#### What is being asked:
Report every line below that holds the word "NUPES".

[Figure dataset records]
┌──
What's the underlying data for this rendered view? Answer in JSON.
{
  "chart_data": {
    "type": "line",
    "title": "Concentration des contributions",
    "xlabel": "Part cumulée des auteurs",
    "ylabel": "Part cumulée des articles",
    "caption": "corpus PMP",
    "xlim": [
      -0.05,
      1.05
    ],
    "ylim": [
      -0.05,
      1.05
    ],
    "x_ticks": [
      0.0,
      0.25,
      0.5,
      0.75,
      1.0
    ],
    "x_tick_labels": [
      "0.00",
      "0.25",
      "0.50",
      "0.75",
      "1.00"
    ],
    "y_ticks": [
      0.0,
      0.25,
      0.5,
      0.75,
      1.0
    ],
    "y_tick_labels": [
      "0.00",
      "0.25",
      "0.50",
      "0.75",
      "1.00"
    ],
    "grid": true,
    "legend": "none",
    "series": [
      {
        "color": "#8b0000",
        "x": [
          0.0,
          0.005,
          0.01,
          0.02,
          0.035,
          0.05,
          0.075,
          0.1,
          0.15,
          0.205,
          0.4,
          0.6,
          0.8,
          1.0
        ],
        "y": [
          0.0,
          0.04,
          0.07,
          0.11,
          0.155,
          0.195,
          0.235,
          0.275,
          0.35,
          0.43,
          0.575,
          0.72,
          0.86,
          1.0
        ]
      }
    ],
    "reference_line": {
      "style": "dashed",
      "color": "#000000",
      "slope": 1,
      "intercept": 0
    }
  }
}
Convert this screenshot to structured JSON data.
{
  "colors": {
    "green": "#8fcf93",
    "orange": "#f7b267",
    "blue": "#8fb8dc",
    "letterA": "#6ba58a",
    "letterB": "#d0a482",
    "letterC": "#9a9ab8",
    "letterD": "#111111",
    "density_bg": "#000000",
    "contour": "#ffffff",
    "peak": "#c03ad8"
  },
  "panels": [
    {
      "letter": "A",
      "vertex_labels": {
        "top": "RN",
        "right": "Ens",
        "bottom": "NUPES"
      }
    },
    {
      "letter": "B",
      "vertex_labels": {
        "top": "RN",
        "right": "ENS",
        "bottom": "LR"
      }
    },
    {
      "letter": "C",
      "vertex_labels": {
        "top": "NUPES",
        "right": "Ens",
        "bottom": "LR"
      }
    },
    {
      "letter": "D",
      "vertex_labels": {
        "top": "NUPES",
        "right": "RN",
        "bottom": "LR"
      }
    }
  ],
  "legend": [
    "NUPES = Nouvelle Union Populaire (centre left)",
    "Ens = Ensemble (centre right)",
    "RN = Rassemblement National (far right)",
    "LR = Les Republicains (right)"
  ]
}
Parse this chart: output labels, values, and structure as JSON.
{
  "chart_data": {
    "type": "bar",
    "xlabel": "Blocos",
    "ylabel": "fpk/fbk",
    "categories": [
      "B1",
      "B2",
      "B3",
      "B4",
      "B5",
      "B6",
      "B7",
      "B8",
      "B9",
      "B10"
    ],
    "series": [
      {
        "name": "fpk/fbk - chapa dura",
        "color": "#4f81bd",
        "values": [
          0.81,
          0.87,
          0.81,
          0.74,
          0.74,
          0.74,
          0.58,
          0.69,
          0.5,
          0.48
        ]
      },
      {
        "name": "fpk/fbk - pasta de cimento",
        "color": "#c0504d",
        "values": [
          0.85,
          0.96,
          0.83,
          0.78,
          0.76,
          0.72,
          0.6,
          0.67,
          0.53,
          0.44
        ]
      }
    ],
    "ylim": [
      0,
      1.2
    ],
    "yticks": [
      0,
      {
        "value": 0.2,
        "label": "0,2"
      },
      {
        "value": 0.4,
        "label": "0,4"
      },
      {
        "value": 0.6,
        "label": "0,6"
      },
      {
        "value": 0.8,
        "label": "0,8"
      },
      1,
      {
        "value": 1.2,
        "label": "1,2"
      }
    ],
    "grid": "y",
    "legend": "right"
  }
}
└──
┌──
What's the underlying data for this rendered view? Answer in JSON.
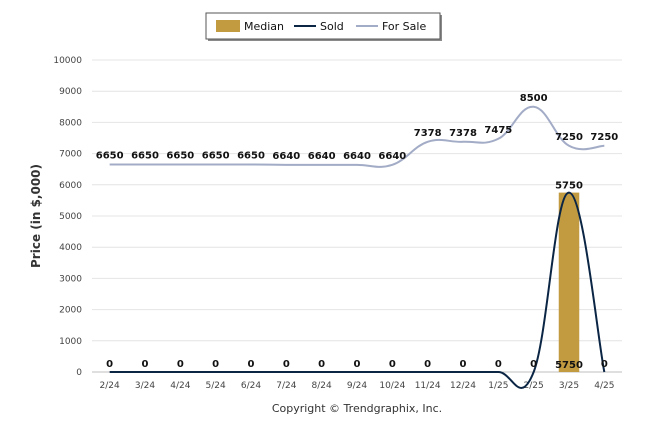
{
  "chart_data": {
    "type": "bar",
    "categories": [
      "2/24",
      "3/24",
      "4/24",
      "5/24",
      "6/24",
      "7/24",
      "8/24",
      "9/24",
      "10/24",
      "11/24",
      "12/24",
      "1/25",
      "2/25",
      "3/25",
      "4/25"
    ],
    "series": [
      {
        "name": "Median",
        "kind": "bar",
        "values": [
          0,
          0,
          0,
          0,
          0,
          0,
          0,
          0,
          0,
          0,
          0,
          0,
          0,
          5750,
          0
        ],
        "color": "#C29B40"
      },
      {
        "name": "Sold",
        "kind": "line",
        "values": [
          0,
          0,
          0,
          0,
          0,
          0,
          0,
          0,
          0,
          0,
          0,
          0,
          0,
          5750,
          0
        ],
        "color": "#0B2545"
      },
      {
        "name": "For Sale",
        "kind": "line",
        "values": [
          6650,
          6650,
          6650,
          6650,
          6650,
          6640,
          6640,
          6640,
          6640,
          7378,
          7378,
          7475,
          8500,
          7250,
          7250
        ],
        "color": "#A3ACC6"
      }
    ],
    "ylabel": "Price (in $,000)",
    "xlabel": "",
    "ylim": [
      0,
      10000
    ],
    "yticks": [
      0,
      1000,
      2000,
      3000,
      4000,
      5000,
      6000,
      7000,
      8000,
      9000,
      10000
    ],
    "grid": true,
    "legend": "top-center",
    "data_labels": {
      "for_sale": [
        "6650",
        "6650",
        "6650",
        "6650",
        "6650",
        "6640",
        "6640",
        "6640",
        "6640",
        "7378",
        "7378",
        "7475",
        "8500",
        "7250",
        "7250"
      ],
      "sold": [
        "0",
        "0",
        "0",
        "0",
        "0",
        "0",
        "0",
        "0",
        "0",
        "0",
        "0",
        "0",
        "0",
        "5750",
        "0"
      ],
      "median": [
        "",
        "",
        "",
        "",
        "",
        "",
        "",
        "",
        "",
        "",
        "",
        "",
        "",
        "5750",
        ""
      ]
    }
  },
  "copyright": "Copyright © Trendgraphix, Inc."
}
└──
#### Solution for this task:
        "bottom": "NUPES"
        "top": "NUPES",
        "top": "NUPES",
    "NUPES = Nouvelle Union Populaire (centre left)",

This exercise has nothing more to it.